** Instructions to follow **
Transcribe the records in their entirety, exactly as given.

Source data:
• • • • •

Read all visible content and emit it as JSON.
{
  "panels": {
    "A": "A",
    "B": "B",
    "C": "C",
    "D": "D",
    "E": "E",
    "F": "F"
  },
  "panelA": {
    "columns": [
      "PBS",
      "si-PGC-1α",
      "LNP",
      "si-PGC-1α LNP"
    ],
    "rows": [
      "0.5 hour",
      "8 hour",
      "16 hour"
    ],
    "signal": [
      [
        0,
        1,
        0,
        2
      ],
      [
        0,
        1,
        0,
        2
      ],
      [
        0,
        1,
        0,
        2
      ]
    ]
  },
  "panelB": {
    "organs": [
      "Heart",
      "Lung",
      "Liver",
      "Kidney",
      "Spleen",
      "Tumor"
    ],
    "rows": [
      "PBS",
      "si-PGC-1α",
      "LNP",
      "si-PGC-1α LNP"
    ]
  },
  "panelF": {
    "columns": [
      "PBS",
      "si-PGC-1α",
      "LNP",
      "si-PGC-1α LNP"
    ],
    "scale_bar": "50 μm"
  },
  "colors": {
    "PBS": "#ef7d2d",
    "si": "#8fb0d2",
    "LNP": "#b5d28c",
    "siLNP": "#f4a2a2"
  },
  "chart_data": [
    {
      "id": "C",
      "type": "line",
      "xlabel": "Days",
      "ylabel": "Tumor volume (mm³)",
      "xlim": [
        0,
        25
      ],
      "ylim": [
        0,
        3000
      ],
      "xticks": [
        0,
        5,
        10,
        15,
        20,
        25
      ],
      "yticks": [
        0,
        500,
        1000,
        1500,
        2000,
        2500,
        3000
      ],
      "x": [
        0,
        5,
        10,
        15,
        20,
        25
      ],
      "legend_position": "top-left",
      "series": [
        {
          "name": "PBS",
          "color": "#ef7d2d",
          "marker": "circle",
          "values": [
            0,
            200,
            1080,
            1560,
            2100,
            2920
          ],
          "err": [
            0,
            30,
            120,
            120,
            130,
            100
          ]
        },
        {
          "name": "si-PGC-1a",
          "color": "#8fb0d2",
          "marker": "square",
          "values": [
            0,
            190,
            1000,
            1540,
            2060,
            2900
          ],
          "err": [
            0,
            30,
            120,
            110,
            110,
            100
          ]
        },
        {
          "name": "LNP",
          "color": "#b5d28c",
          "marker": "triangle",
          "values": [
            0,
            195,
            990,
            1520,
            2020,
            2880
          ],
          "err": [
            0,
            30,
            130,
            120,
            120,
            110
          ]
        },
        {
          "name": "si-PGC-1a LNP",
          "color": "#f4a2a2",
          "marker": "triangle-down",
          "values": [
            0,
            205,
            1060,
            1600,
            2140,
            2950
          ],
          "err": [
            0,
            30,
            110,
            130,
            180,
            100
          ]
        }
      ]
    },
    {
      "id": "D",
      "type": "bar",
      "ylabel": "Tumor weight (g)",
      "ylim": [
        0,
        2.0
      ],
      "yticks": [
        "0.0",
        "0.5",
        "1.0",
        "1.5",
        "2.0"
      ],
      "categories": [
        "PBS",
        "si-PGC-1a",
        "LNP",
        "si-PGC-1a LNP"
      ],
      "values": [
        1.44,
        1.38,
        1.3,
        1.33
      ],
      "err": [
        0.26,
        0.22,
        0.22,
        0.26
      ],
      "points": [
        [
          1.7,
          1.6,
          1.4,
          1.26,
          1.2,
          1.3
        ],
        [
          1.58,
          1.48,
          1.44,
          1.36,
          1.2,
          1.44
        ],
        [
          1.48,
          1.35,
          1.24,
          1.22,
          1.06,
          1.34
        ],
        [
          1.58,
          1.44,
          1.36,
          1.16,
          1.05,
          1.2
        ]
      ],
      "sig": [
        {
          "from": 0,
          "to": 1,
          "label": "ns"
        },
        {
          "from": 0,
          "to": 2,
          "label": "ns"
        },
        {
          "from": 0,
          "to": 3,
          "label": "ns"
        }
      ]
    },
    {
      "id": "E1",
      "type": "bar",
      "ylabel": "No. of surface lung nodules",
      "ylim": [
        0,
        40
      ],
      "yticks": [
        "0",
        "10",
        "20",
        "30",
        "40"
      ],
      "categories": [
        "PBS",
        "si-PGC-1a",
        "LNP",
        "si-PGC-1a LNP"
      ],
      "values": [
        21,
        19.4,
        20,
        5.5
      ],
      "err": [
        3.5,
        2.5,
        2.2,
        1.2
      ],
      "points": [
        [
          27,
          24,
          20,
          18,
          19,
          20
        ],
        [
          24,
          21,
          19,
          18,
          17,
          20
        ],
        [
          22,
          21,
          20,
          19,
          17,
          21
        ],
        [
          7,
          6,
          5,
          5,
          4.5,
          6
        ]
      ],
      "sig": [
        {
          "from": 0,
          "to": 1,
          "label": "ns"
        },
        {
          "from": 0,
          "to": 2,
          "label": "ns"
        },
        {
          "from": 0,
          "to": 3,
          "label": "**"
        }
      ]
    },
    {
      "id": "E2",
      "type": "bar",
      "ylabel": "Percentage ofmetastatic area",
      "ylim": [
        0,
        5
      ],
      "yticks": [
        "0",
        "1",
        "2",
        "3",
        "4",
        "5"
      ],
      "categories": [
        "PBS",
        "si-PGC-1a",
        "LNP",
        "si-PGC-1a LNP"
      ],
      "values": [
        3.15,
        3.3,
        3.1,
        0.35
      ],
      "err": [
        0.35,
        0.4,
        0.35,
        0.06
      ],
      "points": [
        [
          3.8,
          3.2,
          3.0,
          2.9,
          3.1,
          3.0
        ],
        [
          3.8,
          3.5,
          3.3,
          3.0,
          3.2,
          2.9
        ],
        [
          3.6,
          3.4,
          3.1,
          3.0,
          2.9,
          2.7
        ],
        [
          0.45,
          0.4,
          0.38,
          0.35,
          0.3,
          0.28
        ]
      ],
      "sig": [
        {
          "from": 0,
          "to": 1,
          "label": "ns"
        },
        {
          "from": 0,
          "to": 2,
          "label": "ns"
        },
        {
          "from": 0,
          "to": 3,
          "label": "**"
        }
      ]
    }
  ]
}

• • • • •

** Finished task **
Read all visible content and emit it as JSON.
{
  "panels": {
    "A": "A",
    "B": "B",
    "C": "C",
    "D": "D",
    "E": "E",
    "F": "F"
  },
  "panelA": {
    "columns": [
      "PBS",
      "si-PGC-1α",
      "LNP",
      "si-PGC-1α LNP"
    ],
    "rows": [
      "0.5 hour",
      "8 hour",
      "16 hour"
    ],
    "signal": [
      [
        0,
        1,
        0,
        2
      ],
      [
        0,
        1,
        0,
        2
      ],
      [
        0,
        1,
        0,
        2
      ]
    ]
  },
  "panelB": {
    "organs": [
      "Heart",
      "Lung",
      "Liver",
      "Kidney",
      "Spleen",
      "Tumor"
    ],
    "rows": [
      "PBS",
      "si-PGC-1α",
      "LNP",
      "si-PGC-1α LNP"
    ]
  },
  "panelF": {
    "columns": [
      "PBS",
      "si-PGC-1α",
      "LNP",
      "si-PGC-1α LNP"
    ],
    "scale_bar": "50 μm"
  },
  "colors": {
    "PBS": "#ef7d2d",
    "si": "#8fb0d2",
    "LNP": "#b5d28c",
    "siLNP": "#f4a2a2"
  },
  "chart_data": [
    {
      "id": "C",
      "type": "line",
      "xlabel": "Days",
      "ylabel": "Tumor volume (mm³)",
      "xlim": [
        0,
        25
      ],
      "ylim": [
        0,
        3000
      ],
      "xticks": [
        0,
        5,
        10,
        15,
        20,
        25
      ],
      "yticks": [
        0,
        500,
        1000,
        1500,
        2000,
        2500,
        3000
      ],
      "x": [
        0,
        5,
        10,
        15,
        20,
        25
      ],
      "legend_position": "top-left",
      "series": [
        {
          "name": "PBS",
          "color": "#ef7d2d",
          "marker": "circle",
          "values": [
            0,
            200,
            1080,
            1560,
            2100,
            2920
          ],
          "err": [
            0,
            30,
            120,
            120,
            130,
            100
          ]
        },
        {
          "name": "si-PGC-1a",
          "color": "#8fb0d2",
          "marker": "square",
          "values": [
            0,
            190,
            1000,
            1540,
            2060,
            2900
          ],
          "err": [
            0,
            30,
            120,
            110,
            110,
            100
          ]
        },
        {
          "name": "LNP",
          "color": "#b5d28c",
          "marker": "triangle",
          "values": [
            0,
            195,
            990,
            1520,
            2020,
            2880
          ],
          "err": [
            0,
            30,
            130,
            120,
            120,
            110
          ]
        },
        {
          "name": "si-PGC-1a LNP",
          "color": "#f4a2a2",
          "marker": "triangle-down",
          "values": [
            0,
            205,
            1060,
            1600,
            2140,
            2950
          ],
          "err": [
            0,
            30,
            110,
            130,
            180,
            100
          ]
        }
      ]
    },
    {
      "id": "D",
      "type": "bar",
      "ylabel": "Tumor weight (g)",
      "ylim": [
        0,
        2.0
      ],
      "yticks": [
        "0.0",
        "0.5",
        "1.0",
        "1.5",
        "2.0"
      ],
      "categories": [
        "PBS",
        "si-PGC-1a",
        "LNP",
        "si-PGC-1a LNP"
      ],
      "values": [
        1.44,
        1.38,
        1.3,
        1.33
      ],
      "err": [
        0.26,
        0.22,
        0.22,
        0.26
      ],
      "points": [
        [
          1.7,
          1.6,
          1.4,
          1.26,
          1.2,
          1.3
        ],
        [
          1.58,
          1.48,
          1.44,
          1.36,
          1.2,
          1.44
        ],
        [
          1.48,
          1.35,
          1.24,
          1.22,
          1.06,
          1.34
        ],
        [
          1.58,
          1.44,
          1.36,
          1.16,
          1.05,
          1.2
        ]
      ],
      "sig": [
        {
          "from": 0,
          "to": 1,
          "label": "ns"
        },
        {
          "from": 0,
          "to": 2,
          "label": "ns"
        },
        {
          "from": 0,
          "to": 3,
          "label": "ns"
        }
      ]
    },
    {
      "id": "E1",
      "type": "bar",
      "ylabel": "No. of surface lung nodules",
      "ylim": [
        0,
        40
      ],
      "yticks": [
        "0",
        "10",
        "20",
        "30",
        "40"
      ],
      "categories": [
        "PBS",
        "si-PGC-1a",
        "LNP",
        "si-PGC-1a LNP"
      ],
      "values": [
        21,
        19.4,
        20,
        5.5
      ],
      "err": [
        3.5,
        2.5,
        2.2,
        1.2
      ],
      "points": [
        [
          27,
          24,
          20,
          18,
          19,
          20
        ],
        [
          24,
          21,
          19,
          18,
          17,
          20
        ],
        [
          22,
          21,
          20,
          19,
          17,
          21
        ],
        [
          7,
          6,
          5,
          5,
          4.5,
          6
        ]
      ],
      "sig": [
        {
          "from": 0,
          "to": 1,
          "label": "ns"
        },
        {
          "from": 0,
          "to": 2,
          "label": "ns"
        },
        {
          "from": 0,
          "to": 3,
          "label": "**"
        }
      ]
    },
    {
      "id": "E2",
      "type": "bar",
      "ylabel": "Percentage ofmetastatic area",
      "ylim": [
        0,
        5
      ],
      "yticks": [
        "0",
        "1",
        "2",
        "3",
        "4",
        "5"
      ],
      "categories": [
        "PBS",
        "si-PGC-1a",
        "LNP",
        "si-PGC-1a LNP"
      ],
      "values": [
        3.15,
        3.3,
        3.1,
        0.35
      ],
      "err": [
        0.35,
        0.4,
        0.35,
        0.06
      ],
      "points": [
        [
          3.8,
          3.2,
          3.0,
          2.9,
          3.1,
          3.0
        ],
        [
          3.8,
          3.5,
          3.3,
          3.0,
          3.2,
          2.9
        ],
        [
          3.6,
          3.4,
          3.1,
          3.0,
          2.9,
          2.7
        ],
        [
          0.45,
          0.4,
          0.38,
          0.35,
          0.3,
          0.28
        ]
      ],
      "sig": [
        {
          "from": 0,
          "to": 1,
          "label": "ns"
        },
        {
          "from": 0,
          "to": 2,
          "label": "ns"
        },
        {
          "from": 0,
          "to": 3,
          "label": "**"
        }
      ]
    }
  ]
}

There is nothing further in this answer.